What this task involves: Reproduce the listing verbatim.

Data section:
______

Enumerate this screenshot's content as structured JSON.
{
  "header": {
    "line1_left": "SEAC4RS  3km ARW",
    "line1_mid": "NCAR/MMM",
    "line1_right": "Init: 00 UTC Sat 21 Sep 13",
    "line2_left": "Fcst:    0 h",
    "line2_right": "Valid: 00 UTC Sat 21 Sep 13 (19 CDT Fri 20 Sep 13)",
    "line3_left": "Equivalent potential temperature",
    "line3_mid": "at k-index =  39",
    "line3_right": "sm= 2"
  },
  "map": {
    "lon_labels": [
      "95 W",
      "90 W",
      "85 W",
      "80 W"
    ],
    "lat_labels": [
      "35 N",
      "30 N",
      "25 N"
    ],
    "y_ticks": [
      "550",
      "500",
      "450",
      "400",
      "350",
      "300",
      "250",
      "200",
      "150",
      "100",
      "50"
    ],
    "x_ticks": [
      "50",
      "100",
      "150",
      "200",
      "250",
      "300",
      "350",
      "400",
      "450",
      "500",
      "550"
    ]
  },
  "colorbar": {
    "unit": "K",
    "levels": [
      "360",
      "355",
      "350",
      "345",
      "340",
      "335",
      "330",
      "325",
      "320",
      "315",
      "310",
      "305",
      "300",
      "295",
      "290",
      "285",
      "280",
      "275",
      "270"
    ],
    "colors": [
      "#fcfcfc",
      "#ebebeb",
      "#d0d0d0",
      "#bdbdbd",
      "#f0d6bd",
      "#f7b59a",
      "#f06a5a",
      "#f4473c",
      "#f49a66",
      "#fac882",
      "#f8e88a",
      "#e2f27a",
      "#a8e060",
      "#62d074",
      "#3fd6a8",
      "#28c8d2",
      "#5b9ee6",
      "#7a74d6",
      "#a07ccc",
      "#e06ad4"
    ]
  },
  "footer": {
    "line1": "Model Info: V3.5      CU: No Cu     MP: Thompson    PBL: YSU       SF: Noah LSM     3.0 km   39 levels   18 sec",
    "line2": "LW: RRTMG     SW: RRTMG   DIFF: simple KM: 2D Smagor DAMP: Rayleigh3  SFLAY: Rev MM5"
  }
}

______

Full answer:
Enumerate this screenshot's content as structured JSON.
{
  "header": {
    "line1_left": "SEAC4RS  3km ARW",
    "line1_mid": "NCAR/MMM",
    "line1_right": "Init: 00 UTC Sat 21 Sep 13",
    "line2_left": "Fcst:    0 h",
    "line2_right": "Valid: 00 UTC Sat 21 Sep 13 (19 CDT Fri 20 Sep 13)",
    "line3_left": "Equivalent potential temperature",
    "line3_mid": "at k-index =  39",
    "line3_right": "sm= 2"
  },
  "map": {
    "lon_labels": [
      "95 W",
      "90 W",
      "85 W",
      "80 W"
    ],
    "lat_labels": [
      "35 N",
      "30 N",
      "25 N"
    ],
    "y_ticks": [
      "550",
      "500",
      "450",
      "400",
      "350",
      "300",
      "250",
      "200",
      "150",
      "100",
      "50"
    ],
    "x_ticks": [
      "50",
      "100",
      "150",
      "200",
      "250",
      "300",
      "350",
      "400",
      "450",
      "500",
      "550"
    ]
  },
  "colorbar": {
    "unit": "K",
    "levels": [
      "360",
      "355",
      "350",
      "345",
      "340",
      "335",
      "330",
      "325",
      "320",
      "315",
      "310",
      "305",
      "300",
      "295",
      "290",
      "285",
      "280",
      "275",
      "270"
    ],
    "colors": [
      "#fcfcfc",
      "#ebebeb",
      "#d0d0d0",
      "#bdbdbd",
      "#f0d6bd",
      "#f7b59a",
      "#f06a5a",
      "#f4473c",
      "#f49a66",
      "#fac882",
      "#f8e88a",
      "#e2f27a",
      "#a8e060",
      "#62d074",
      "#3fd6a8",
      "#28c8d2",
      "#5b9ee6",
      "#7a74d6",
      "#a07ccc",
      "#e06ad4"
    ]
  },
  "footer": {
    "line1": "Model Info: V3.5      CU: No Cu     MP: Thompson    PBL: YSU       SF: Noah LSM     3.0 km   39 levels   18 sec",
    "line2": "LW: RRTMG     SW: RRTMG   DIFF: simple KM: 2D Smagor DAMP: Rayleigh3  SFLAY: Rev MM5"
  }
}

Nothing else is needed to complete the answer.